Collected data

┌──

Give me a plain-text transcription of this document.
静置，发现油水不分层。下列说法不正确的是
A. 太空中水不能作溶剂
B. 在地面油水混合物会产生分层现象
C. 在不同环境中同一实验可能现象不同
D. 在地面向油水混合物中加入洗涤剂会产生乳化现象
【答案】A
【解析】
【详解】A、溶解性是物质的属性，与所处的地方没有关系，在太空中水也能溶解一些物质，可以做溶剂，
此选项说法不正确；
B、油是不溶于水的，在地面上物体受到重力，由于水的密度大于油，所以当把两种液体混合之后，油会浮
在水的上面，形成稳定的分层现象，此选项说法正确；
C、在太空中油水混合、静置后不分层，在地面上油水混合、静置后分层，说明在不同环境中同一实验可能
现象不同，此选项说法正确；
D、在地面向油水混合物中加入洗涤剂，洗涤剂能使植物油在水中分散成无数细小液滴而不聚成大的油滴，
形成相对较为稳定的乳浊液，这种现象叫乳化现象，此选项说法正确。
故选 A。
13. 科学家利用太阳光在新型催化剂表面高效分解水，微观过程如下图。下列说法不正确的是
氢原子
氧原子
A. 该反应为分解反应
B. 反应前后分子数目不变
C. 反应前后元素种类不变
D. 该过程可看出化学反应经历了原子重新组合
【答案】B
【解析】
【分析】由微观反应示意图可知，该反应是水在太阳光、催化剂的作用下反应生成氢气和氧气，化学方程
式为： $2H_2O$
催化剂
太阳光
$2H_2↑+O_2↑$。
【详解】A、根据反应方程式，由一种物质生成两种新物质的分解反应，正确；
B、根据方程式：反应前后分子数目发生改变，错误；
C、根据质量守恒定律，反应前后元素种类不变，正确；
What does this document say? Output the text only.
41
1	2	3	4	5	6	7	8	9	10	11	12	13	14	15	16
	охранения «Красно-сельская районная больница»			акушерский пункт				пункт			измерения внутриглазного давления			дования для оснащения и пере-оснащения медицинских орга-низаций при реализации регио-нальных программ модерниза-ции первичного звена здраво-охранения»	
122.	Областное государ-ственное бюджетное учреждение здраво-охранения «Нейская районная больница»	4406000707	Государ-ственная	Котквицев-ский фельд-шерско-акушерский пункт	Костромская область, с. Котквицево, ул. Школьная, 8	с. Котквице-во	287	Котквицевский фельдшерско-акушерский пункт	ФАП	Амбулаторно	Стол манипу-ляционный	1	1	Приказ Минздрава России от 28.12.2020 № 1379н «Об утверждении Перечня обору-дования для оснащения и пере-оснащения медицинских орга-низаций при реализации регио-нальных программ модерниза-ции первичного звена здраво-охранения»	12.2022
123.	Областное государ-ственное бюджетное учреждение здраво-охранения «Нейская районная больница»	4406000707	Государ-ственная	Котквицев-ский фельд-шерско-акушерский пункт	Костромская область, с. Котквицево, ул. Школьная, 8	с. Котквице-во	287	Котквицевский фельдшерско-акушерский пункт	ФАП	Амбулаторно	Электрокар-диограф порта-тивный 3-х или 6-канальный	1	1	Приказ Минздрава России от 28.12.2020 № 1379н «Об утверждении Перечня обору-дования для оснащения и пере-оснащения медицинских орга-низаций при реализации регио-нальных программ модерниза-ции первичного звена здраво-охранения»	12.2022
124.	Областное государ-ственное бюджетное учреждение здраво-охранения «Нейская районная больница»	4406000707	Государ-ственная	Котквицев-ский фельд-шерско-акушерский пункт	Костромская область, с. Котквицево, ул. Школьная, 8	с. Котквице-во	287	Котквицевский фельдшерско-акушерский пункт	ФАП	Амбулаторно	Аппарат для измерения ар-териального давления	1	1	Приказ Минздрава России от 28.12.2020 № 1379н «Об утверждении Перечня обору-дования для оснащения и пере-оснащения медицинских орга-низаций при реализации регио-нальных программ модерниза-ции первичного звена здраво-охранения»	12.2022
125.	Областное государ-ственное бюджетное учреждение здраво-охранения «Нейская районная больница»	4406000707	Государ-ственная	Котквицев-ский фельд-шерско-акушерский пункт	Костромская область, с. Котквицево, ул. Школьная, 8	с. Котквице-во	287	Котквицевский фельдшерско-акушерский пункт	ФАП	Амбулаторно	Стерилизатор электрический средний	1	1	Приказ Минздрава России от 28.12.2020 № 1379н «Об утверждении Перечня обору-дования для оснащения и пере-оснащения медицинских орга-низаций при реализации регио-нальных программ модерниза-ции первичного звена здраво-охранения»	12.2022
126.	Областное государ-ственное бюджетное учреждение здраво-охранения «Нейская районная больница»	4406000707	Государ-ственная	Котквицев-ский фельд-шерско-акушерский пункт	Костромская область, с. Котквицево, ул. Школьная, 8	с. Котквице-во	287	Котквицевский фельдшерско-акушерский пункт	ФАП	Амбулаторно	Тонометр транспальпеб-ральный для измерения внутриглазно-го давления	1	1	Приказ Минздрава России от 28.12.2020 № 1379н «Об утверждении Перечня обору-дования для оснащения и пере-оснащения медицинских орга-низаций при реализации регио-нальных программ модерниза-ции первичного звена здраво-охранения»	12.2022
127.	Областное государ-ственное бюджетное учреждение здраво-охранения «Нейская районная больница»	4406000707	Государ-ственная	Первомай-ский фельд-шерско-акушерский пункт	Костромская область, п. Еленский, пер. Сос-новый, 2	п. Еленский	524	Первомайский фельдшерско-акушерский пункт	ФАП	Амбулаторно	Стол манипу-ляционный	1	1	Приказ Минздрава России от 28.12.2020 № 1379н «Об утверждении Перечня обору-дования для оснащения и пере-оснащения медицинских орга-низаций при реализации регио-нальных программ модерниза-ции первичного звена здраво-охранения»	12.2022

└──

■ Exercise goal
In the entries above, find lines with "此选项说法正确" and copy each.

■ Solved problem
在水的上面，形成稳定的分层现象，此选项说法正确；
现象不同，此选项说法正确；
形成相对较为稳定的乳浊液，这种现象叫乳化现象，此选项说法正确。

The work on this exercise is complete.